Page excerpt:
Saturday, November 27, 2010

Salaried can claim deduction for employment-related expenses.........Employees need to incur expenses to upgrade their skills

Salaried can claim deduction for employment-related expenses
Employees need to incur expenses to upgrade their skills
The most wronged persons in the income-tax regime are salaried persons. The scheme of the Income-Tax Act, 1961 clearly shows that the income to be taxed under the Act has to be worked out after allowing the expenses, which are permitted under the Act or are allowable on the basis of commercial expediency/practices.
However, in the cases of incomes from ‘salary' or ‘house property', the expenses are deductible not on the basis of actual expenditure but on estimated basis by way of standard deduction (SD) to ensure simplicity in tax administration.
On this analogy, persons deriving income from salary were allowed deduction on standard basis (up to a maximum limit of Rs 30,000) in the computation of taxable income.

Records provided:
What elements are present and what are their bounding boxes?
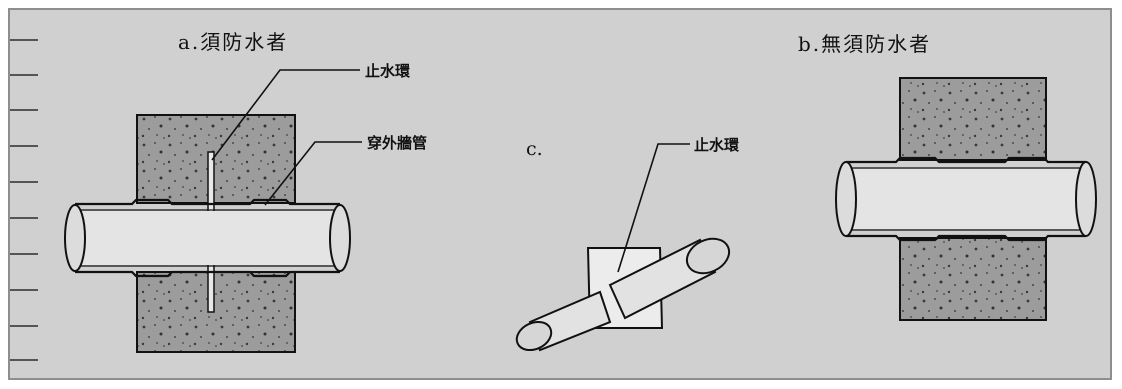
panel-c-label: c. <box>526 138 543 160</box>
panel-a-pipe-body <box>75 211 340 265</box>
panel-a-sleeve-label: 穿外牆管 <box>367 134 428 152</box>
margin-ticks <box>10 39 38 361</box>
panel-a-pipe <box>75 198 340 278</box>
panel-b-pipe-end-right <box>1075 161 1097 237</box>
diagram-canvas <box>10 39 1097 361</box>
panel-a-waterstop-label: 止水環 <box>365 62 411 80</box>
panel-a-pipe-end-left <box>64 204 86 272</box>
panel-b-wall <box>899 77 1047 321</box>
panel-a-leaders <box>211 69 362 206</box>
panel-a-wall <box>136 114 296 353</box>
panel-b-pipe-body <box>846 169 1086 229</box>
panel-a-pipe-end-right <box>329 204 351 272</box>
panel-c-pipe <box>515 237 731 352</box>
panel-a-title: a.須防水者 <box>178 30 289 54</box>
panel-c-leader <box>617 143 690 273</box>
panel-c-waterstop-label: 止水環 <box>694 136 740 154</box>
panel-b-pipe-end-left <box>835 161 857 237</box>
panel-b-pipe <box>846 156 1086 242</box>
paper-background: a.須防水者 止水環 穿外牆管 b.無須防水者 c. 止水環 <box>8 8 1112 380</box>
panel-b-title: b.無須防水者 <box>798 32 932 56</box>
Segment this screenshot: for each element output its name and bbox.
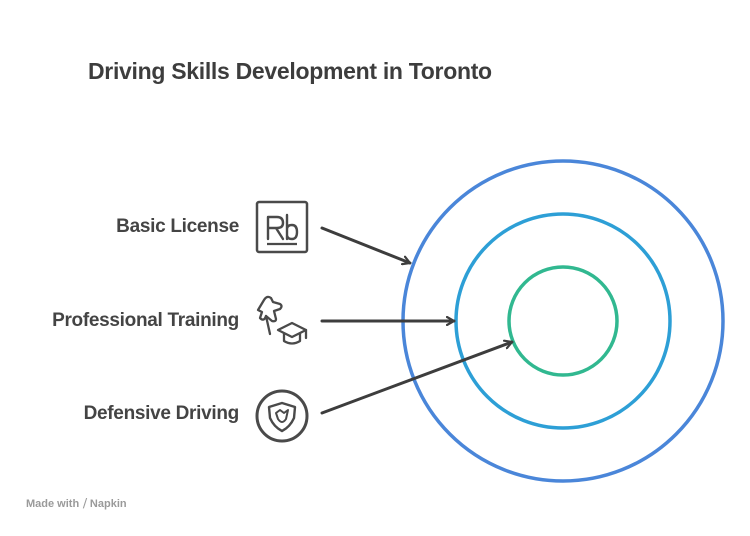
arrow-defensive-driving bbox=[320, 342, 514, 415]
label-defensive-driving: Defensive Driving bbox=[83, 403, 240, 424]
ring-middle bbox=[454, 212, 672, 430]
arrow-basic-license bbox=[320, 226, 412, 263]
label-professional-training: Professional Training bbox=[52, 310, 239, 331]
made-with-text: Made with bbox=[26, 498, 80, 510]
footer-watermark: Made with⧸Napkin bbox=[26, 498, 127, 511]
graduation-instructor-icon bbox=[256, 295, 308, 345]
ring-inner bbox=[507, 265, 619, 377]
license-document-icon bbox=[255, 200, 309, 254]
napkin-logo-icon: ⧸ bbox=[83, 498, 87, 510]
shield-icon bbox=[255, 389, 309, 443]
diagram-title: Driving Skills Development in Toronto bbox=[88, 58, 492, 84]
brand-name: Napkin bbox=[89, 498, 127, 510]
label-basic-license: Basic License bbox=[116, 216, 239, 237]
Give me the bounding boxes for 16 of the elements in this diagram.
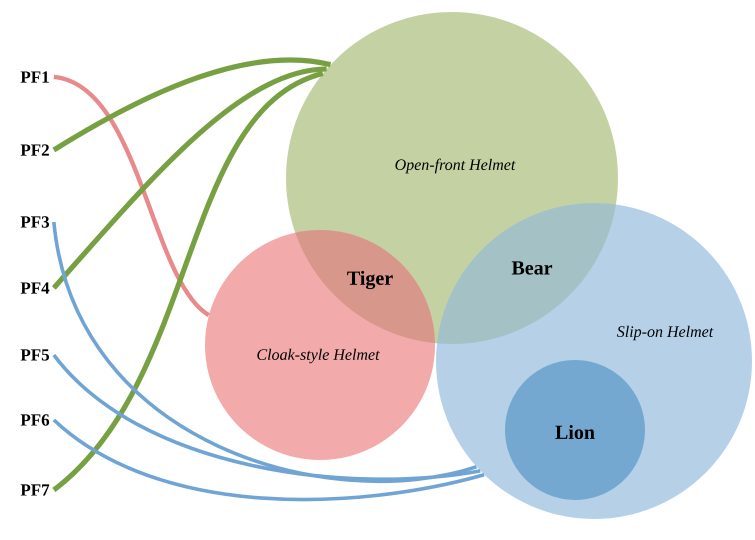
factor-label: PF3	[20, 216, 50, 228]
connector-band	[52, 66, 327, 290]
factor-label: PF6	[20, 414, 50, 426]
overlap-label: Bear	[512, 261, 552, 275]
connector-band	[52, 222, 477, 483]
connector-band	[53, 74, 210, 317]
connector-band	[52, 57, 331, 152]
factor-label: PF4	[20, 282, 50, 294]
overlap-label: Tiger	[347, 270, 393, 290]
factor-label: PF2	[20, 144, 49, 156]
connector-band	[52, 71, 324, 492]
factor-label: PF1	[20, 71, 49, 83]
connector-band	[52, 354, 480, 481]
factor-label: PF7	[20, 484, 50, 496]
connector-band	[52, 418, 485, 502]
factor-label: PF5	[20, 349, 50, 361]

Your task: Decide whether each statement agrees with the income-tax article, answering yes or no and quoting the deciding words: (a) for income from salary, expenses are deducted on the basis of actual expenditure; (b) the standard deduction for salaried persons had a maximum limit of Rs 30,000; (c) the article refers to the Income-Tax Act of 1961. The items that come after the income-tax article are not needed for any of this work.

Worked solution:
(a) No: "the expenses are deductible not on the basis of actual expenditure but on estimated basis by way of standard deduction (SD)"
(b) Yes: "(up to a maximum limit of Rs 30,000)"
(c) Yes: "The scheme of the Income-Tax Act, 1961"